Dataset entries
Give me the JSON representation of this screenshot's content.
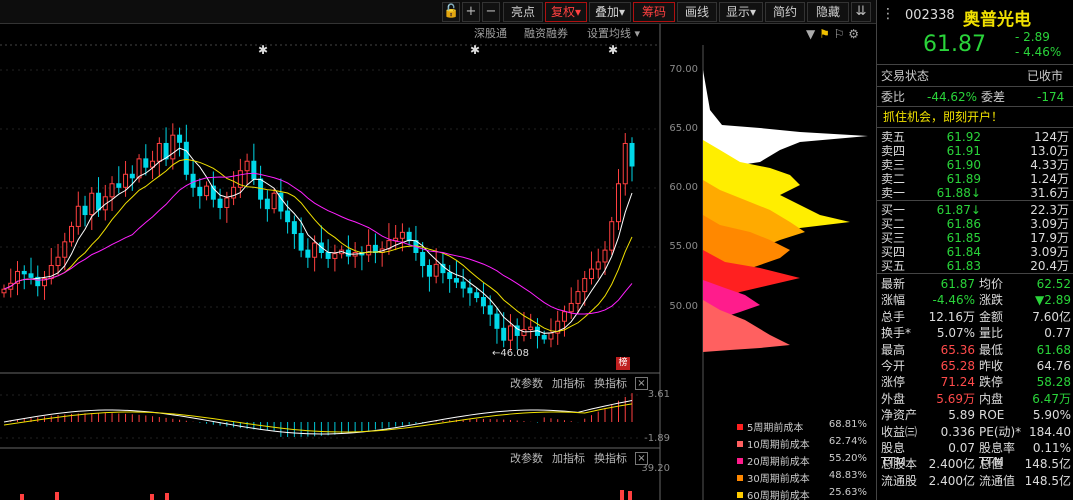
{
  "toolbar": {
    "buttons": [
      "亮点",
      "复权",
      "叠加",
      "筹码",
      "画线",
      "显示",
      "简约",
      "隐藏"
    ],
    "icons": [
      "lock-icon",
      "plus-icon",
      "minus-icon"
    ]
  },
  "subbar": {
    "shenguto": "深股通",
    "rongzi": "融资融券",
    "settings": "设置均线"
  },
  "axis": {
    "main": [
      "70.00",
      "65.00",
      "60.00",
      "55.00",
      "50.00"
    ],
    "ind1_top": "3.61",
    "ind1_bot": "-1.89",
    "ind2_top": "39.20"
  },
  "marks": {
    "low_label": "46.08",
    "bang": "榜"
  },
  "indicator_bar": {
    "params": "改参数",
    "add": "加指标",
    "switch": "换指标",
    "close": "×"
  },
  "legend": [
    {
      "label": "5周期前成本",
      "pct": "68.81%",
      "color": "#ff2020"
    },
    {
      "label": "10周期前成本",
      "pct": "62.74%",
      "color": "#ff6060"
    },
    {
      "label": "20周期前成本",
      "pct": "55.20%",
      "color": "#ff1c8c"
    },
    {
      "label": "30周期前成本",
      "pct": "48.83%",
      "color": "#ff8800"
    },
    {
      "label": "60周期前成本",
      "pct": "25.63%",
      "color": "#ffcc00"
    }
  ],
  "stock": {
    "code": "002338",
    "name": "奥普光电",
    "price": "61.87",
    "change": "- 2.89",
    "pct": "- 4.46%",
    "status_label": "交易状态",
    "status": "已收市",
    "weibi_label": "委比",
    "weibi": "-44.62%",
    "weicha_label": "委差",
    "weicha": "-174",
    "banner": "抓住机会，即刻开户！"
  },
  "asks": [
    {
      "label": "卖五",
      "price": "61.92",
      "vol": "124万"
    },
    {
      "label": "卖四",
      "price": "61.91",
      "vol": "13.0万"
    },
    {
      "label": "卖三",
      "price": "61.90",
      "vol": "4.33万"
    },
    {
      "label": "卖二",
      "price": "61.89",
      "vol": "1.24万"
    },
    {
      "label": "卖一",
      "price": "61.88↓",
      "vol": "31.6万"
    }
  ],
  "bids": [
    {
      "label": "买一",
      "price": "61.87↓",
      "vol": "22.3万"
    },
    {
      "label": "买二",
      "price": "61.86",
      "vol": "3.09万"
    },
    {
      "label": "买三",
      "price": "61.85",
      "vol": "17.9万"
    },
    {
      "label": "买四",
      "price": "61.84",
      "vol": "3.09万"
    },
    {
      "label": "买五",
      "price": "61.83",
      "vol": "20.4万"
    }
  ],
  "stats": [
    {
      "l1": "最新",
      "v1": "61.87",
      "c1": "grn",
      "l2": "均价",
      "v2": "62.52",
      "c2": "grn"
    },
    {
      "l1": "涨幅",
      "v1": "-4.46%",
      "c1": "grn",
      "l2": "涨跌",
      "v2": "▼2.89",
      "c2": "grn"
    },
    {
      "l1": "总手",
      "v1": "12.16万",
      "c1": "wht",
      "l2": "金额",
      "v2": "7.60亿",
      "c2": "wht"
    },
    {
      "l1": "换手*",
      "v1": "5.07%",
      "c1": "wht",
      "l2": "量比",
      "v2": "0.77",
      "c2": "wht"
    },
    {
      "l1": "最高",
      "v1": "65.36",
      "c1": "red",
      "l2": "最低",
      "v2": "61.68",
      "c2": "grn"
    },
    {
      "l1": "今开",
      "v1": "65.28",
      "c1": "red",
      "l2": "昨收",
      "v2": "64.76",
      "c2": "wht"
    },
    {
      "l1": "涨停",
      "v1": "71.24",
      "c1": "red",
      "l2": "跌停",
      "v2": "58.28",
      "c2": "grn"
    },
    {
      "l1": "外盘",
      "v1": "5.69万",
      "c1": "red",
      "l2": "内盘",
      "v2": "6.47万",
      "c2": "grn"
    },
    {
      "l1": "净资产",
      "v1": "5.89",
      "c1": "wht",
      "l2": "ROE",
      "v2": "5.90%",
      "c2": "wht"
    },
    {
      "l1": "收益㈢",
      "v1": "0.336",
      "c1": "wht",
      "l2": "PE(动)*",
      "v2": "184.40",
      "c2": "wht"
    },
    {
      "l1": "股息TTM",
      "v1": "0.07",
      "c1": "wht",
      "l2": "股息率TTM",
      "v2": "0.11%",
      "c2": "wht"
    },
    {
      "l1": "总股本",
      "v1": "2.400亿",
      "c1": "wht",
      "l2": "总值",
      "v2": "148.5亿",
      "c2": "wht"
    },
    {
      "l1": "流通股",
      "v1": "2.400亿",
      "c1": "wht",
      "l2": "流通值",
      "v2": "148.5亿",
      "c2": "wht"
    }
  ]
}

* * *

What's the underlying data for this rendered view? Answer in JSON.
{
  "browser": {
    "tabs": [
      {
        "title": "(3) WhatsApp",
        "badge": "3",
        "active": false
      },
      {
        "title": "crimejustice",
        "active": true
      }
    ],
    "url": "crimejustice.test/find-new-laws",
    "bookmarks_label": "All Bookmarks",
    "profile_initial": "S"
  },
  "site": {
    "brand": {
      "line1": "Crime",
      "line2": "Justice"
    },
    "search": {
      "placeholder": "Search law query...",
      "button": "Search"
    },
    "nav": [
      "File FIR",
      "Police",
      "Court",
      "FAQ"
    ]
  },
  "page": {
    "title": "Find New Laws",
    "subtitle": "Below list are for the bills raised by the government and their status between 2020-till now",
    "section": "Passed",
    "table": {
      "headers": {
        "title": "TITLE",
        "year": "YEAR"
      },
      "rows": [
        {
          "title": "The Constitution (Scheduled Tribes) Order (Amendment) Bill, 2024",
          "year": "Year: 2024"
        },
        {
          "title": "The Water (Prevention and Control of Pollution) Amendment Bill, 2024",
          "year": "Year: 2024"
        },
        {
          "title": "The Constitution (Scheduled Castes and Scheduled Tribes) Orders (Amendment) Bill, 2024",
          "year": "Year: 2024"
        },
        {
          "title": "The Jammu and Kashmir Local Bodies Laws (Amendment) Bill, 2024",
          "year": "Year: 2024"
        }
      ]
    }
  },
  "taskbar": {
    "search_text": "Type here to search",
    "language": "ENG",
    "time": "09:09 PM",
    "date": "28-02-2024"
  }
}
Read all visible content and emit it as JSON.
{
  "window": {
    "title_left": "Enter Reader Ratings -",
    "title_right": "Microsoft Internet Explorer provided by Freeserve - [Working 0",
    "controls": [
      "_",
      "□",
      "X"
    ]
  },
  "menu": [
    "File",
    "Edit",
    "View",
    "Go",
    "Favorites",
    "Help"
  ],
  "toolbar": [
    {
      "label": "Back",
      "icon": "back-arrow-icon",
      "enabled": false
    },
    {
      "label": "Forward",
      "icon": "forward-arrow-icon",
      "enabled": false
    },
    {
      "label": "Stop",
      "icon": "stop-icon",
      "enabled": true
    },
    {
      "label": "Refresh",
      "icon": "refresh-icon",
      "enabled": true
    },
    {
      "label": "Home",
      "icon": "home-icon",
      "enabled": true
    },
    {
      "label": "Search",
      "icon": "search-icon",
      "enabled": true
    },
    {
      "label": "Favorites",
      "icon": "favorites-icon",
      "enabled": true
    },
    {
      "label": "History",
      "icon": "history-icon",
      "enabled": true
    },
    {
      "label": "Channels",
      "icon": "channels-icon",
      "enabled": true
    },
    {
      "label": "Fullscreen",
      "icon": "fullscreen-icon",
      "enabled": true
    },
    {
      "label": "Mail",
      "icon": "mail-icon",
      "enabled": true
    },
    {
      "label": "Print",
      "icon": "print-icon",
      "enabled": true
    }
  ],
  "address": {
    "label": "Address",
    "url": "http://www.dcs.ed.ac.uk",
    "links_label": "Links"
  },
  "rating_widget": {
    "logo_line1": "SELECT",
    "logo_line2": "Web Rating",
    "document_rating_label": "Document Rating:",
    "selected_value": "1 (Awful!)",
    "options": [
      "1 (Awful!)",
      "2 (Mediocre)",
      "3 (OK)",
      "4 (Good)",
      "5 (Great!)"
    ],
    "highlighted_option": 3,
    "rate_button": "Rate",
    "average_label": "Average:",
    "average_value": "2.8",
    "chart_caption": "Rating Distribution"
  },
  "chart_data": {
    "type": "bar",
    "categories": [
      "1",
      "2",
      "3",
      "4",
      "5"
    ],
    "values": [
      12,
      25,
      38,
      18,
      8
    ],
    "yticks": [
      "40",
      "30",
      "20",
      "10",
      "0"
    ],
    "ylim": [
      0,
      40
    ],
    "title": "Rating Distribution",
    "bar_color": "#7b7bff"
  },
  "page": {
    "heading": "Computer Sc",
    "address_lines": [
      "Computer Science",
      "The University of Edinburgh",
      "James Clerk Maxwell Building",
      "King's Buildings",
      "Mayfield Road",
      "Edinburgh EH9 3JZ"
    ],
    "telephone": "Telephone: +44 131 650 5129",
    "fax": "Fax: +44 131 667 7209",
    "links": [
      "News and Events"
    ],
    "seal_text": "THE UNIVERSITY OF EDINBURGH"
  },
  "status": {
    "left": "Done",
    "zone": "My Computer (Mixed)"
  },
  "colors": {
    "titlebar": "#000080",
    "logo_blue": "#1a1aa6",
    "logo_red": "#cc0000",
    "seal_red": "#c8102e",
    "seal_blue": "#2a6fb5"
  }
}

...

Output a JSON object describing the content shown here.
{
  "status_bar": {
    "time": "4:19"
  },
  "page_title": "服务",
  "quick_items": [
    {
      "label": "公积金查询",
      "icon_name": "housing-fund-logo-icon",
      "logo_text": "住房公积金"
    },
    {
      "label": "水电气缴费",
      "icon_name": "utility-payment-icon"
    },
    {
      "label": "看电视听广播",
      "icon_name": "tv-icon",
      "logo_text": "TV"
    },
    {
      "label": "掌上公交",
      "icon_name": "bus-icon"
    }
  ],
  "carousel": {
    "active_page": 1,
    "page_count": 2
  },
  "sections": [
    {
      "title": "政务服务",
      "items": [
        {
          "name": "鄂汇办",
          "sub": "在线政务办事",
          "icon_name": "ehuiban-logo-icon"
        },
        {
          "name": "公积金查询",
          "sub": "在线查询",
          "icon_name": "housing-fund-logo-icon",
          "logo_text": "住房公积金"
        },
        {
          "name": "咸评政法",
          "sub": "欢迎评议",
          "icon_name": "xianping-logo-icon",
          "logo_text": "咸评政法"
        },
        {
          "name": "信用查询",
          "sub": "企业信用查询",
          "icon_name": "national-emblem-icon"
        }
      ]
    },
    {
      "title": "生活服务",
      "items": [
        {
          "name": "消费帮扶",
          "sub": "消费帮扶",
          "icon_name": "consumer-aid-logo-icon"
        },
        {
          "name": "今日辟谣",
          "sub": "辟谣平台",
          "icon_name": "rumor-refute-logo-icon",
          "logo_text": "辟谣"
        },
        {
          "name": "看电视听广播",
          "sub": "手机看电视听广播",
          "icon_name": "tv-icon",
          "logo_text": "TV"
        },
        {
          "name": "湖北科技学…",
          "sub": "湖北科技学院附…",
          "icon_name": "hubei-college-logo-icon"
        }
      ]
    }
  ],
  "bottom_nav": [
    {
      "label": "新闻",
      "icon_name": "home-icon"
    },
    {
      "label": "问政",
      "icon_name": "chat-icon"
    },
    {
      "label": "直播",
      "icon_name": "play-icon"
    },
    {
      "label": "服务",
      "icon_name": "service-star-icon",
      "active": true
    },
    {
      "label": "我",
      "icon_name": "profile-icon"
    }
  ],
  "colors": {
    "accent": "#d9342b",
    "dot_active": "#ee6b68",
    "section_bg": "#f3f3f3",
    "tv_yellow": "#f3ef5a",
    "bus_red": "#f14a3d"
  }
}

**The problem**.
Extract each line from the entries above that contains the string "price".

**Exercise solution**.
    "price": "61.87",
      "price": "61.92",
      "price": "61.91",
      "price": "61.90",
      "price": "61.89",
      "price": "61.88↓",
      "price": "61.87↓",
      "price": "61.86",
      "price": "61.85",
      "price": "61.84",
      "price": "61.83",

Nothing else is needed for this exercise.